Исходный текст

#####

Таким образом, аргументация, приводимая в поддержку какого-то утверждения, существенным образом зависит от связей последнего с той системой утверждений, или практикой, в рамках которой оно используется. Можно выделить пять типов утверждений, по-разному относящихся к практике их употребления:

1) утверждения, относительно которых не только возможно, но и разумно сомнение в рамках конкретной практики;

2) утверждения, в отношении которых сомнение возможно, но не является разумным в данном контексте (например, результаты надежных измерений; информация, полученная из надежного источника);

3) утверждения, не подлежащие сомнению и проверке в данном контексте под угрозой разрушения этого контекста;

4) утверждения, сделавшиеся стандартами оценки иных утверждений и потому не проверяемые в рамках данной практики, однако допускающие проверку в других контекстах;

5) методологические утверждения, не проверяемые в рамках любой практики Полная классификация должна включать также утверждения, в которых возможно и разумно сомневаться в любой практике, и утверждения, в которых возможно, но неразумно сомневаться в любой практике..

Не вполне ясным является отношение между утверждениями, сомнение в которых способно разрушить конкретную практику (3), и утверждениями, утратившими свой эмпирический характер и превратившимися в стандарты оценки иных утверждений (4). Можно предположить, что первые всегда входят в состав вторых и являются стандартами оценки других утверждений.

#####

Данные
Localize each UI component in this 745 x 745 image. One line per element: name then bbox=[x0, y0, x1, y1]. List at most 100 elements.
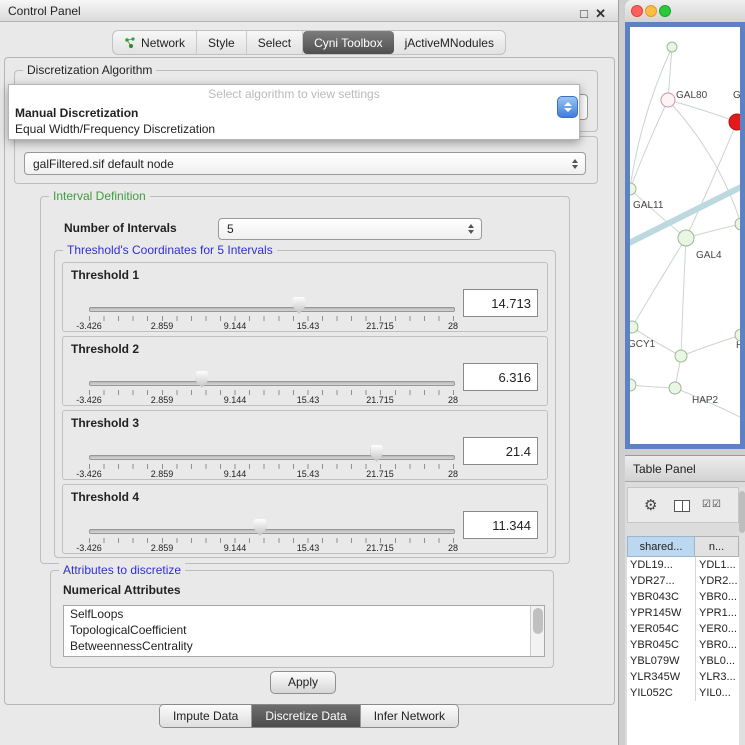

#####

Вопросы и задания
1. Какие примеры утверждений второго типа приводятся в тексте об аргументации?
2. Допишите текст об аргументации и типах утверждений, начав сразу после его последнего предложения.
Строки стоят особняком и с текстом не связаны.

Ответы по порядку
1. Результаты надежных измерений и информация, полученная из надежного источника.

2.
Аргументация в поддержку утверждений (3) предполагает ссылку на ту систему утверждений, или ту практику, неотъемлемым элементом которой является рассматриваемое утверждение. Аргументация в поддержку утверждений (4) основывается на выявлении их оценочного характера, их необходимости в рамках конкретной практики и, наконец, в указании на эффективность этой практики. Оба типа утверждений можно сделать предметом сомнения, проверки и обоснования, выйдя за пределы их практики, поместив их в более широкий или просто другой контекст. Что касается методологических утверждений, входящих во всякую мыслимую практику, то аргументация в их поддержку может опираться только на убеждение в наличии тотального соответствия между совокупностью наших знаний и внешним миром, на уверенность во взаимной согласованности всех наших знаний и опыта. Однако общая ссылка на совокупный, не допускающий расчленения опыт обычно выглядит не особенно убедительной.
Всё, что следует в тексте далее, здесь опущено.